- [Work instructions]
Copy each line exactly. Leave nothing out.

- [Record list]
━━━━
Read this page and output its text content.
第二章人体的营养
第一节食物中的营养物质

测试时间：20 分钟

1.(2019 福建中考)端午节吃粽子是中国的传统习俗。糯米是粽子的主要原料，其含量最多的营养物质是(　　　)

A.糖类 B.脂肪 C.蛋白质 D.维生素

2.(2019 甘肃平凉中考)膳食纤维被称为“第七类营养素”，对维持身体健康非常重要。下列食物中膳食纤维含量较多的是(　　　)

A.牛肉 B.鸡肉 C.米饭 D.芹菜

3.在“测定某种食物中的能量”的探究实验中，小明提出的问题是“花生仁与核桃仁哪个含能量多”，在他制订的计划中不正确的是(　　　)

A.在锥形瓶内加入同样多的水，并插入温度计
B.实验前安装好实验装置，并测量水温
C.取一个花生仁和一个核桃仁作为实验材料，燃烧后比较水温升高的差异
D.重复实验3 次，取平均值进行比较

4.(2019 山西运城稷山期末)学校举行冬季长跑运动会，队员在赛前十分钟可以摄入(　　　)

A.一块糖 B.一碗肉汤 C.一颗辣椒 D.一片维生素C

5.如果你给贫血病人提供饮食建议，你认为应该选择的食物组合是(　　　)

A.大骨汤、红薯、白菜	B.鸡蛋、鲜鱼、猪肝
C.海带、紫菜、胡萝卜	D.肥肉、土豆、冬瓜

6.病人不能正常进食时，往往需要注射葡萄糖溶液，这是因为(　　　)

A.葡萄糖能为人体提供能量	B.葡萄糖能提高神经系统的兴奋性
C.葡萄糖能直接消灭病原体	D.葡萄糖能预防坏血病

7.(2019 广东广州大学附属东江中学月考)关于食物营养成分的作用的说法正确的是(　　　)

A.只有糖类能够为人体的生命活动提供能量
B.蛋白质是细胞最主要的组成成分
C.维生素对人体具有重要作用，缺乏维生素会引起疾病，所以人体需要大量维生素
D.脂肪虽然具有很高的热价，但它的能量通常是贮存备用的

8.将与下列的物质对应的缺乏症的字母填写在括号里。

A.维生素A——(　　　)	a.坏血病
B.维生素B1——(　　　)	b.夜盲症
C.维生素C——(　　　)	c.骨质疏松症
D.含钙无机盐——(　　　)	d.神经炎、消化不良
━━━━
- [Result of this task]
Read this page and output its text content.
第二章人体的营养
第一节食物中的营养物质

测试时间：20 分钟

1.(2019 福建中考)端午节吃粽子是中国的传统习俗。糯米是粽子的主要原料，其含量最多的营养物质是(　　　)

A.糖类 B.脂肪 C.蛋白质 D.维生素

2.(2019 甘肃平凉中考)膳食纤维被称为“第七类营养素”，对维持身体健康非常重要。下列食物中膳食纤维含量较多的是(　　　)

A.牛肉 B.鸡肉 C.米饭 D.芹菜

3.在“测定某种食物中的能量”的探究实验中，小明提出的问题是“花生仁与核桃仁哪个含能量多”，在他制订的计划中不正确的是(　　　)

A.在锥形瓶内加入同样多的水，并插入温度计
B.实验前安装好实验装置，并测量水温
C.取一个花生仁和一个核桃仁作为实验材料，燃烧后比较水温升高的差异
D.重复实验3 次，取平均值进行比较

4.(2019 山西运城稷山期末)学校举行冬季长跑运动会，队员在赛前十分钟可以摄入(　　　)

A.一块糖 B.一碗肉汤 C.一颗辣椒 D.一片维生素C

5.如果你给贫血病人提供饮食建议，你认为应该选择的食物组合是(　　　)

A.大骨汤、红薯、白菜	B.鸡蛋、鲜鱼、猪肝
C.海带、紫菜、胡萝卜	D.肥肉、土豆、冬瓜

6.病人不能正常进食时，往往需要注射葡萄糖溶液，这是因为(　　　)

A.葡萄糖能为人体提供能量	B.葡萄糖能提高神经系统的兴奋性
C.葡萄糖能直接消灭病原体	D.葡萄糖能预防坏血病

7.(2019 广东广州大学附属东江中学月考)关于食物营养成分的作用的说法正确的是(　　　)

A.只有糖类能够为人体的生命活动提供能量
B.蛋白质是细胞最主要的组成成分
C.维生素对人体具有重要作用，缺乏维生素会引起疾病，所以人体需要大量维生素
D.脂肪虽然具有很高的热价，但它的能量通常是贮存备用的

8.将与下列的物质对应的缺乏症的字母填写在括号里。

A.维生素A——(　　　)	a.坏血病
B.维生素B1——(　　　)	b.夜盲症
C.维生素C——(　　　)	c.骨质疏松症
D.含钙无机盐——(　　　)	d.神经炎、消化不良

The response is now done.